**Exercise directions**:
In the entries below, locate the line with "Extract the structured", then give again that line and all lines after it, exactly, with pictures omitted.
* Begin Entries provided *
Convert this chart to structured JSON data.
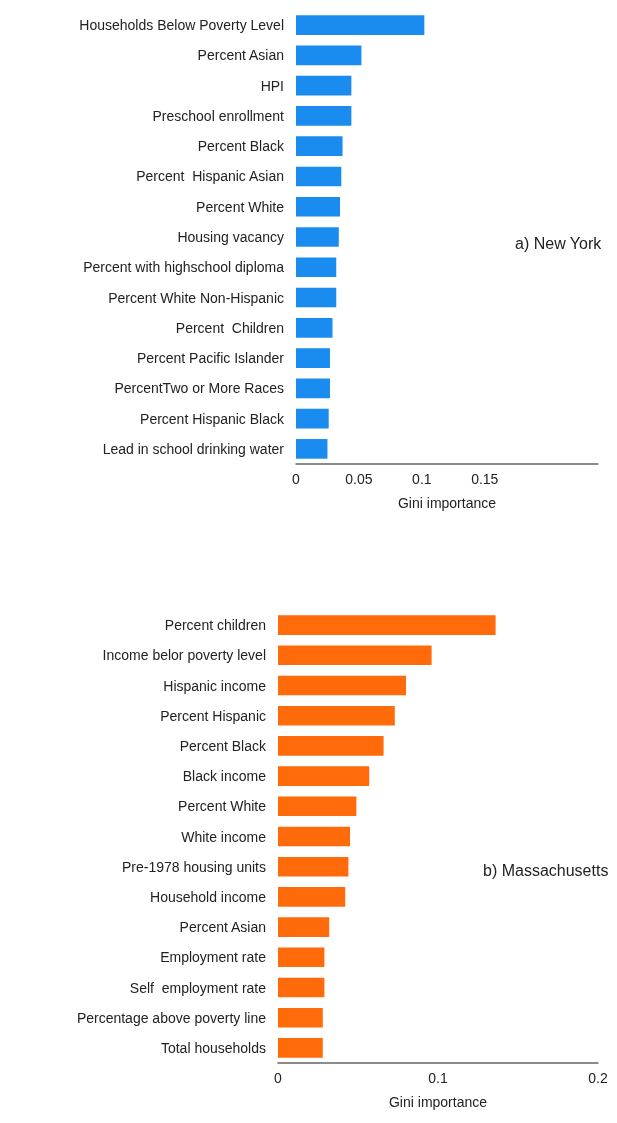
{
  "chart_data": [
    {
      "type": "bar",
      "orientation": "horizontal",
      "title": "a) New York",
      "xlabel": "Gini importance",
      "color": "#1a8cf0",
      "categories": [
        "Households Below Poverty Level",
        "Percent Asian",
        "HPI",
        "Preschool enrollment",
        "Percent Black",
        "Percent  Hispanic Asian",
        "Percent White",
        "Housing vacancy",
        "Percent with highschool diploma",
        "Percent White Non-Hispanic",
        "Percent  Children",
        "Percent Pacific Islander",
        "PercentTwo or More Races",
        "Percent Hispanic Black",
        "Lead in school drinking water"
      ],
      "values": [
        0.102,
        0.052,
        0.044,
        0.044,
        0.037,
        0.036,
        0.035,
        0.034,
        0.032,
        0.032,
        0.029,
        0.027,
        0.027,
        0.026,
        0.025
      ],
      "xlim": [
        0,
        0.24
      ],
      "xticks": [
        0,
        0.05,
        0.1,
        0.15
      ]
    },
    {
      "type": "bar",
      "orientation": "horizontal",
      "title": "b) Massachusetts",
      "xlabel": "Gini importance",
      "color": "#ff6a0a",
      "categories": [
        "Percent children",
        "Income belor poverty level",
        "Hispanic income",
        "Percent Hispanic",
        "Percent Black",
        "Black income",
        "Percent White",
        "White income",
        "Pre-1978 housing units",
        "Household income",
        "Percent Asian",
        "Employment rate",
        "Self  employment rate",
        "Percentage above poverty line",
        "Total households"
      ],
      "values": [
        0.136,
        0.096,
        0.08,
        0.073,
        0.066,
        0.057,
        0.049,
        0.045,
        0.044,
        0.042,
        0.032,
        0.029,
        0.029,
        0.028,
        0.028
      ],
      "xlim": [
        0,
        0.2
      ],
      "xticks": [
        0,
        0.1,
        0.2
      ]
    }
  ]
}
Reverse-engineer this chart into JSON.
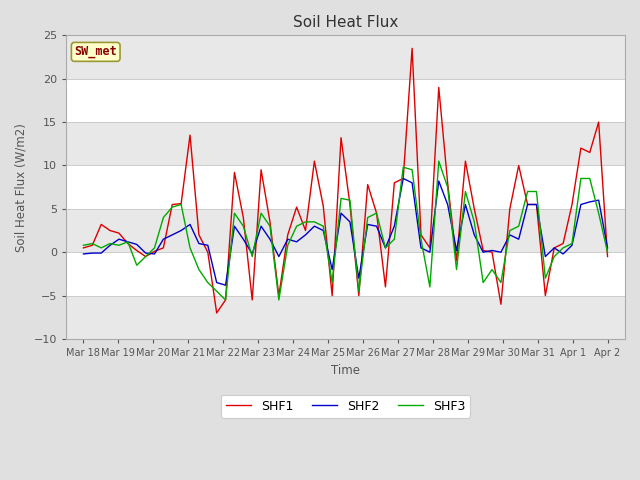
{
  "title": "Soil Heat Flux",
  "ylabel": "Soil Heat Flux (W/m2)",
  "xlabel": "Time",
  "ylim": [
    -10,
    25
  ],
  "yticks": [
    -10,
    -5,
    0,
    5,
    10,
    15,
    20,
    25
  ],
  "fig_bg": "#e0e0e0",
  "plot_bg": "#ffffff",
  "band_color": "#e8e8e8",
  "grid_color": "#cccccc",
  "shf1_color": "#dd0000",
  "shf2_color": "#0000cc",
  "shf3_color": "#00aa00",
  "label_color": "#555555",
  "annotation_text": "SW_met",
  "annotation_bg": "#ffffcc",
  "annotation_fg": "#880000",
  "x_labels": [
    "Mar 18",
    "Mar 19",
    "Mar 20",
    "Mar 21",
    "Mar 22",
    "Mar 23",
    "Mar 24",
    "Mar 25",
    "Mar 26",
    "Mar 27",
    "Mar 28",
    "Mar 29",
    "Mar 30",
    "Mar 31",
    "Apr 1",
    "Apr 2"
  ],
  "shf1": [
    0.5,
    0.8,
    3.2,
    2.5,
    2.2,
    1.0,
    0.2,
    -0.5,
    0.1,
    0.5,
    5.5,
    5.6,
    13.5,
    2.0,
    0.0,
    -7.0,
    -5.5,
    9.2,
    4.0,
    -5.5,
    9.5,
    3.5,
    -5.0,
    2.0,
    5.2,
    2.5,
    10.5,
    5.3,
    -5.0,
    13.2,
    5.5,
    -5.0,
    7.8,
    4.5,
    -4.0,
    8.0,
    8.5,
    23.5,
    2.0,
    0.5,
    19.0,
    8.0,
    -1.0,
    10.5,
    5.0,
    0.2,
    0.0,
    -6.0,
    5.0,
    10.0,
    5.5,
    5.5,
    -5.0,
    0.5,
    1.0,
    5.5,
    12.0,
    11.5,
    15.0,
    -0.5
  ],
  "shf2": [
    -0.2,
    -0.1,
    -0.1,
    0.8,
    1.5,
    1.2,
    0.9,
    -0.1,
    -0.2,
    1.5,
    2.0,
    2.5,
    3.2,
    1.0,
    0.8,
    -3.5,
    -3.8,
    3.0,
    1.5,
    -0.2,
    3.0,
    1.5,
    -0.5,
    1.5,
    1.2,
    2.0,
    3.0,
    2.5,
    -2.0,
    4.5,
    3.5,
    -3.0,
    3.2,
    3.0,
    0.5,
    3.0,
    8.5,
    8.0,
    0.5,
    0.0,
    8.2,
    5.5,
    0.2,
    5.5,
    2.0,
    0.0,
    0.2,
    0.0,
    2.0,
    1.5,
    5.5,
    5.5,
    -0.5,
    0.5,
    -0.2,
    0.8,
    5.5,
    5.8,
    6.0,
    0.5
  ],
  "shf3": [
    0.8,
    1.0,
    0.5,
    1.0,
    0.8,
    1.2,
    -1.5,
    -0.5,
    0.5,
    4.0,
    5.2,
    5.5,
    0.5,
    -2.0,
    -3.5,
    -4.5,
    -5.5,
    4.5,
    3.0,
    -0.5,
    4.5,
    3.0,
    -5.5,
    0.8,
    3.0,
    3.5,
    3.5,
    3.0,
    -3.5,
    6.2,
    6.0,
    -4.5,
    4.0,
    4.5,
    0.5,
    1.5,
    9.8,
    9.5,
    1.5,
    -4.0,
    10.5,
    7.5,
    -2.0,
    7.0,
    3.5,
    -3.5,
    -2.0,
    -3.5,
    2.5,
    3.0,
    7.0,
    7.0,
    -3.0,
    -0.5,
    0.5,
    1.0,
    8.5,
    8.5,
    4.5,
    0.0
  ]
}
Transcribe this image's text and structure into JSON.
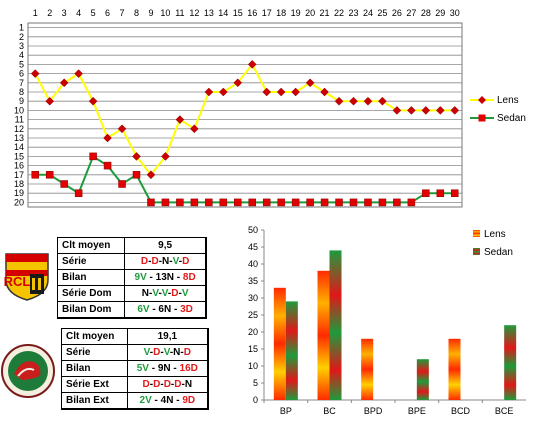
{
  "chart_data": [
    {
      "type": "line",
      "x": [
        1,
        2,
        3,
        4,
        5,
        6,
        7,
        8,
        9,
        10,
        11,
        12,
        13,
        14,
        15,
        16,
        17,
        18,
        19,
        20,
        21,
        22,
        23,
        24,
        25,
        26,
        27,
        28,
        29,
        30
      ],
      "y_ticks": [
        1,
        2,
        3,
        4,
        5,
        6,
        7,
        8,
        9,
        10,
        11,
        12,
        13,
        14,
        15,
        16,
        17,
        18,
        19,
        20
      ],
      "ylim": [
        1,
        20
      ],
      "y_inverted": true,
      "grid": true,
      "legend_position": "right",
      "series": [
        {
          "name": "Lens",
          "color": "#ffff00",
          "marker_color": "#cc0000",
          "values": [
            6,
            9,
            7,
            6,
            9,
            13,
            12,
            15,
            17,
            15,
            11,
            12,
            8,
            8,
            7,
            5,
            8,
            8,
            8,
            7,
            8,
            9,
            9,
            9,
            9,
            10,
            10,
            10,
            10,
            10
          ]
        },
        {
          "name": "Sedan",
          "color": "#1e9b3c",
          "marker_color": "#e20000",
          "values": [
            17,
            17,
            18,
            19,
            15,
            16,
            18,
            17,
            20,
            20,
            20,
            20,
            20,
            20,
            20,
            20,
            20,
            20,
            20,
            20,
            20,
            20,
            20,
            20,
            20,
            20,
            20,
            19,
            19,
            19
          ]
        }
      ]
    },
    {
      "type": "bar",
      "categories": [
        "BP",
        "BC",
        "BPD",
        "BPE",
        "BCD",
        "BCE"
      ],
      "ylim": [
        0,
        50
      ],
      "y_ticks": [
        0,
        5,
        10,
        15,
        20,
        25,
        30,
        35,
        40,
        45,
        50
      ],
      "legend_position": "top-right",
      "series": [
        {
          "name": "Lens",
          "values": [
            33,
            38,
            18,
            0,
            18,
            0
          ]
        },
        {
          "name": "Sedan",
          "values": [
            29,
            44,
            0,
            12,
            0,
            22
          ]
        }
      ]
    }
  ],
  "lens_table": {
    "rows": [
      {
        "label": "Clt moyen",
        "parts": [
          {
            "t": "9,5",
            "c": "k"
          }
        ]
      },
      {
        "label": "Série",
        "parts": [
          {
            "t": "D",
            "c": "r"
          },
          {
            "t": "-",
            "c": "k"
          },
          {
            "t": "D",
            "c": "r"
          },
          {
            "t": "-",
            "c": "k"
          },
          {
            "t": "N",
            "c": "k"
          },
          {
            "t": "-",
            "c": "k"
          },
          {
            "t": "V",
            "c": "g"
          },
          {
            "t": "-",
            "c": "k"
          },
          {
            "t": "D",
            "c": "r"
          }
        ]
      },
      {
        "label": "Bilan",
        "parts": [
          {
            "t": "9V",
            "c": "g"
          },
          {
            "t": " - 13N - ",
            "c": "k"
          },
          {
            "t": "8D",
            "c": "r"
          }
        ]
      },
      {
        "label": "Série Dom",
        "parts": [
          {
            "t": "N",
            "c": "k"
          },
          {
            "t": "-",
            "c": "k"
          },
          {
            "t": "V",
            "c": "g"
          },
          {
            "t": "-",
            "c": "k"
          },
          {
            "t": "V",
            "c": "g"
          },
          {
            "t": "-",
            "c": "k"
          },
          {
            "t": "D",
            "c": "r"
          },
          {
            "t": "-",
            "c": "k"
          },
          {
            "t": "V",
            "c": "g"
          }
        ]
      },
      {
        "label": "Bilan Dom",
        "parts": [
          {
            "t": "6V",
            "c": "g"
          },
          {
            "t": " - 6N - ",
            "c": "k"
          },
          {
            "t": "3D",
            "c": "r"
          }
        ]
      }
    ]
  },
  "sedan_table": {
    "rows": [
      {
        "label": "Clt moyen",
        "parts": [
          {
            "t": "19,1",
            "c": "k"
          }
        ]
      },
      {
        "label": "Série",
        "parts": [
          {
            "t": "V",
            "c": "g"
          },
          {
            "t": "-",
            "c": "k"
          },
          {
            "t": "D",
            "c": "r"
          },
          {
            "t": "-",
            "c": "k"
          },
          {
            "t": "V",
            "c": "g"
          },
          {
            "t": "-",
            "c": "k"
          },
          {
            "t": "N",
            "c": "k"
          },
          {
            "t": "-",
            "c": "k"
          },
          {
            "t": "D",
            "c": "r"
          }
        ]
      },
      {
        "label": "Bilan",
        "parts": [
          {
            "t": "5V",
            "c": "g"
          },
          {
            "t": " - 9N - ",
            "c": "k"
          },
          {
            "t": "16D",
            "c": "r"
          }
        ]
      },
      {
        "label": "Série Ext",
        "parts": [
          {
            "t": "D",
            "c": "r"
          },
          {
            "t": "-",
            "c": "k"
          },
          {
            "t": "D",
            "c": "r"
          },
          {
            "t": "-",
            "c": "k"
          },
          {
            "t": "D",
            "c": "r"
          },
          {
            "t": "-",
            "c": "k"
          },
          {
            "t": "D",
            "c": "r"
          },
          {
            "t": "-",
            "c": "k"
          },
          {
            "t": "N",
            "c": "k"
          }
        ]
      },
      {
        "label": "Bilan Ext",
        "parts": [
          {
            "t": "2V",
            "c": "g"
          },
          {
            "t": " - 4N - ",
            "c": "k"
          },
          {
            "t": "9D",
            "c": "r"
          }
        ]
      }
    ]
  },
  "logos": {
    "lens": {
      "text": "RCL",
      "colors": [
        "#f5c400",
        "#d40000"
      ]
    },
    "sedan": {
      "colors": [
        "#1e7b3a",
        "#c81e1e"
      ]
    }
  }
}
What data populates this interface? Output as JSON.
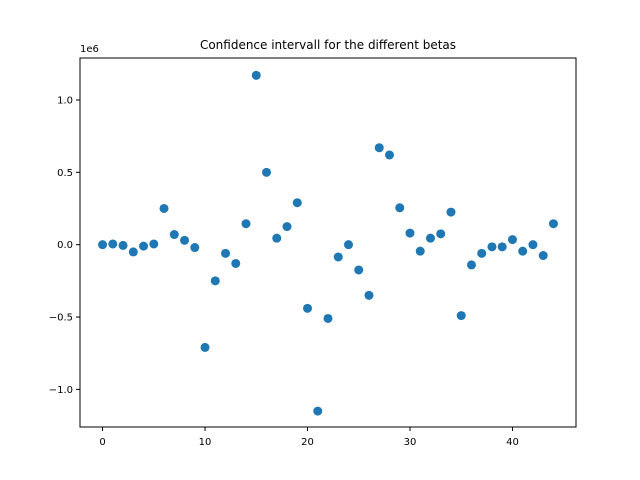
{
  "chart_data": {
    "type": "scatter",
    "title": "Confidence intervall for the different betas",
    "xlabel": "",
    "ylabel": "",
    "y_offset_label": "1e6",
    "xlim": [
      -2.2,
      46.2
    ],
    "ylim": [
      -1.26,
      1.29
    ],
    "xticks": [
      0,
      10,
      20,
      30,
      40
    ],
    "xtick_labels": [
      "0",
      "10",
      "20",
      "30",
      "40"
    ],
    "yticks": [
      -1.0,
      -0.5,
      0.0,
      0.5,
      1.0
    ],
    "ytick_labels": [
      "−1.0",
      "−0.5",
      "0.0",
      "0.5",
      "1.0"
    ],
    "grid": false,
    "marker_color": "#1f77b4",
    "x": [
      0,
      1,
      2,
      3,
      4,
      5,
      6,
      7,
      8,
      9,
      10,
      11,
      12,
      13,
      14,
      15,
      16,
      17,
      18,
      19,
      20,
      21,
      22,
      23,
      24,
      25,
      26,
      27,
      28,
      29,
      30,
      31,
      32,
      33,
      34,
      35,
      36,
      37,
      38,
      39,
      40,
      41,
      42,
      43,
      44
    ],
    "y": [
      0.0,
      0.005,
      -0.005,
      -0.05,
      -0.01,
      0.005,
      0.25,
      0.07,
      0.03,
      -0.02,
      -0.71,
      -0.25,
      -0.06,
      -0.13,
      0.145,
      1.17,
      0.5,
      0.045,
      0.125,
      0.29,
      -0.44,
      -1.15,
      -0.51,
      -0.085,
      0.0,
      -0.175,
      -0.35,
      0.67,
      0.62,
      0.255,
      0.08,
      -0.045,
      0.045,
      0.075,
      0.225,
      -0.49,
      -0.14,
      -0.06,
      -0.015,
      -0.015,
      0.035,
      -0.045,
      0.0,
      -0.075,
      0.145
    ]
  }
}
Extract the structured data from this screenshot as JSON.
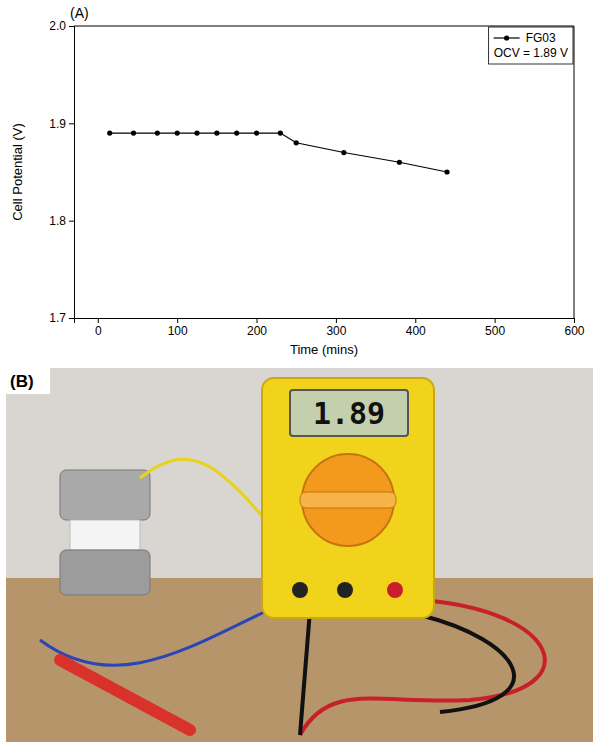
{
  "chart_data": {
    "type": "line",
    "panel_label": "(A)",
    "x_label": "Time (mins)",
    "y_label": "Cell Potential (V)",
    "x": [
      15,
      45,
      75,
      100,
      125,
      150,
      175,
      200,
      230,
      250,
      310,
      380,
      440
    ],
    "series": [
      {
        "name": "FG03",
        "color": "#000000",
        "marker": "circle",
        "line_style": "solid",
        "values": [
          1.89,
          1.89,
          1.89,
          1.89,
          1.89,
          1.89,
          1.89,
          1.89,
          1.89,
          1.88,
          1.87,
          1.86,
          1.85
        ]
      }
    ],
    "annotations": [
      "OCV = 1.89 V"
    ],
    "xlim": [
      -30,
      600
    ],
    "ylim": [
      1.7,
      2.0
    ],
    "xticks": [
      0,
      100,
      200,
      300,
      400,
      500,
      600
    ],
    "yticks": [
      1.7,
      1.8,
      1.9,
      {
        "value": 2.0,
        "label": "2.0"
      }
    ],
    "grid": false,
    "legend": "upper right"
  },
  "photo": {
    "label": "(B)",
    "display": "1.89"
  }
}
* End Entries provided *
**Solution below**:
Extract the structured data from this screenshot as JSON.
{
  "chart_data": {
    "type": "line",
    "panel_label": "(A)",
    "x_label": "Time (mins)",
    "y_label": "Cell Potential (V)",
    "x": [
      15,
      45,
      75,
      100,
      125,
      150,
      175,
      200,
      230,
      250,
      310,
      380,
      440
    ],
    "series": [
      {
        "name": "FG03",
        "color": "#000000",
        "marker": "circle",
        "line_style": "solid",
        "values": [
          1.89,
          1.89,
          1.89,
          1.89,
          1.89,
          1.89,
          1.89,
          1.89,
          1.89,
          1.88,
          1.87,
          1.86,
          1.85
        ]
      }
    ],
    "annotations": [
      "OCV = 1.89 V"
    ],
    "xlim": [
      -30,
      600
    ],
    "ylim": [
      1.7,
      2.0
    ],
    "xticks": [
      0,
      100,
      200,
      300,
      400,
      500,
      600
    ],
    "yticks": [
      1.7,
      1.8,
      1.9,
      {
        "value": 2.0,
        "label": "2.0"
      }
    ],
    "grid": false,
    "legend": "upper right"
  },
  "photo": {
    "label": "(B)",
    "display": "1.89"
  }
}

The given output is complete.